-- Start --

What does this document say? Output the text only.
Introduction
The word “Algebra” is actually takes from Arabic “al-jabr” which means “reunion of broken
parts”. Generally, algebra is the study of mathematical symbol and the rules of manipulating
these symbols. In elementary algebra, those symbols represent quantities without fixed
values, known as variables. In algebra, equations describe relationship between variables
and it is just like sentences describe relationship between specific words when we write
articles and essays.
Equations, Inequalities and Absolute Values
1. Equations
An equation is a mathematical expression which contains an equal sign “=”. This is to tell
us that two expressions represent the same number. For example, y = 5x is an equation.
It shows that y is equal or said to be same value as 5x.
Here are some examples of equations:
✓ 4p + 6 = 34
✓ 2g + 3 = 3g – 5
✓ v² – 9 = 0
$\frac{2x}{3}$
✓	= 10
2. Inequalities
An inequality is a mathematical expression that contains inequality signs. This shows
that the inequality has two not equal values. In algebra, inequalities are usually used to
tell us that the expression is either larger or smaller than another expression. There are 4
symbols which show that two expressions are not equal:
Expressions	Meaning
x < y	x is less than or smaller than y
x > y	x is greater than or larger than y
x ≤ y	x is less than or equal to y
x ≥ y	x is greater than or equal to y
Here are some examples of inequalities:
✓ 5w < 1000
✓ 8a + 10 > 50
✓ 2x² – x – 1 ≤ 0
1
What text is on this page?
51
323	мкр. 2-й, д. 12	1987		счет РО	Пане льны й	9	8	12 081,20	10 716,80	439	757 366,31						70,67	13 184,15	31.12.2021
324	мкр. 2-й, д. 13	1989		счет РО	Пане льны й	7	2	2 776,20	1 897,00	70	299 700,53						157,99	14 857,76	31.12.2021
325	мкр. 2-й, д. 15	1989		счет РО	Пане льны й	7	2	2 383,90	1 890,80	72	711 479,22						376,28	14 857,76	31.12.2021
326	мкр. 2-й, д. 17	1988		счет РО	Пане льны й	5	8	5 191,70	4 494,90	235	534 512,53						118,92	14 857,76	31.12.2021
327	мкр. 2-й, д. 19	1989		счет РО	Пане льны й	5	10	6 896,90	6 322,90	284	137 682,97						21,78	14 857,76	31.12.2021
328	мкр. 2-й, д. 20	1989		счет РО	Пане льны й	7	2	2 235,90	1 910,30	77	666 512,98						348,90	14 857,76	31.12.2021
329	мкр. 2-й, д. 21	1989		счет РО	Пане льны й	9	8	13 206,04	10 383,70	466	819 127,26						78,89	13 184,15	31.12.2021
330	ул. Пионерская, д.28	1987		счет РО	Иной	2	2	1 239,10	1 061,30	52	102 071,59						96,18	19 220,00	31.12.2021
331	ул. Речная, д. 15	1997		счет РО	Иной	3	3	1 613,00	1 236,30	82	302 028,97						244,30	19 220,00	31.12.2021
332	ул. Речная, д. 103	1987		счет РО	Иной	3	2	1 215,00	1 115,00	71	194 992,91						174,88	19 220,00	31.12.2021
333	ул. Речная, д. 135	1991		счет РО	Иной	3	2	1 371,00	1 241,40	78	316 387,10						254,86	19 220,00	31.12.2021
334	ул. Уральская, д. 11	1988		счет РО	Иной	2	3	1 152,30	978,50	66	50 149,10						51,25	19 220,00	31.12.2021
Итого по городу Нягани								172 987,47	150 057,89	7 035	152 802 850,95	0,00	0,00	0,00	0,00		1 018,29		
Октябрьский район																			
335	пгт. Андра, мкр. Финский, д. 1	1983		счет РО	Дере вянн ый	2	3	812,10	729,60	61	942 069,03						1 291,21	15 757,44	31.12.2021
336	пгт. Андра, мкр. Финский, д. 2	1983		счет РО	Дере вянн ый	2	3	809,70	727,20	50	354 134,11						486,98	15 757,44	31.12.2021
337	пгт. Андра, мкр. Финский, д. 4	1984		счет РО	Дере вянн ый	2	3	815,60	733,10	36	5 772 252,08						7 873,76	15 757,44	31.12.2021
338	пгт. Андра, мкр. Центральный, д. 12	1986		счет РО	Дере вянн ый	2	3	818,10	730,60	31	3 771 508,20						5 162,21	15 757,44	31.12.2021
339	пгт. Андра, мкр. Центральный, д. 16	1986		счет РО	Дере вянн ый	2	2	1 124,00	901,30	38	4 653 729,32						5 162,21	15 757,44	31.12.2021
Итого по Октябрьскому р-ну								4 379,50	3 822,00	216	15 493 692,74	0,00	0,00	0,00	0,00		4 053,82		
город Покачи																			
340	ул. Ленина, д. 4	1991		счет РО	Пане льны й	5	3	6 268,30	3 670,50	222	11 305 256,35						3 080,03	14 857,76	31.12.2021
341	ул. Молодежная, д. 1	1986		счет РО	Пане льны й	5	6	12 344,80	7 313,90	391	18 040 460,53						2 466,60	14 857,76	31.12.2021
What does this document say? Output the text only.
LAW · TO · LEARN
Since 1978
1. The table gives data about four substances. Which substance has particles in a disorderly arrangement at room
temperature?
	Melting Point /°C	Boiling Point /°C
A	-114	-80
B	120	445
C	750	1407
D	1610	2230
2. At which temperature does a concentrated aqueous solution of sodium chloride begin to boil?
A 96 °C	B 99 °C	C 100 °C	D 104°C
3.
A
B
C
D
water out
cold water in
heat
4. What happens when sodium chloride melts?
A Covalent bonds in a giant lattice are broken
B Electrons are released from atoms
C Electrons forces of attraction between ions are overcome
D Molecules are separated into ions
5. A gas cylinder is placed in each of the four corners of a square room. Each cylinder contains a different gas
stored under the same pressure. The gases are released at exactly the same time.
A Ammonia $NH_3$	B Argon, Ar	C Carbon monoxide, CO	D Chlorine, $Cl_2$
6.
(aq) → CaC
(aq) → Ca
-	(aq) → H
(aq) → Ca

-- End --

Which lines hold the word "Итого"? Show each one.

Итого по городу Нягани								172 987,47	150 057,89	7 035	152 802 850,95	0,00	0,00	0,00	0,00		1 018,29		
Итого по Октябрьскому р-ну								4 379,50	3 822,00	216	15 493 692,74	0,00	0,00	0,00	0,00		4 053,82		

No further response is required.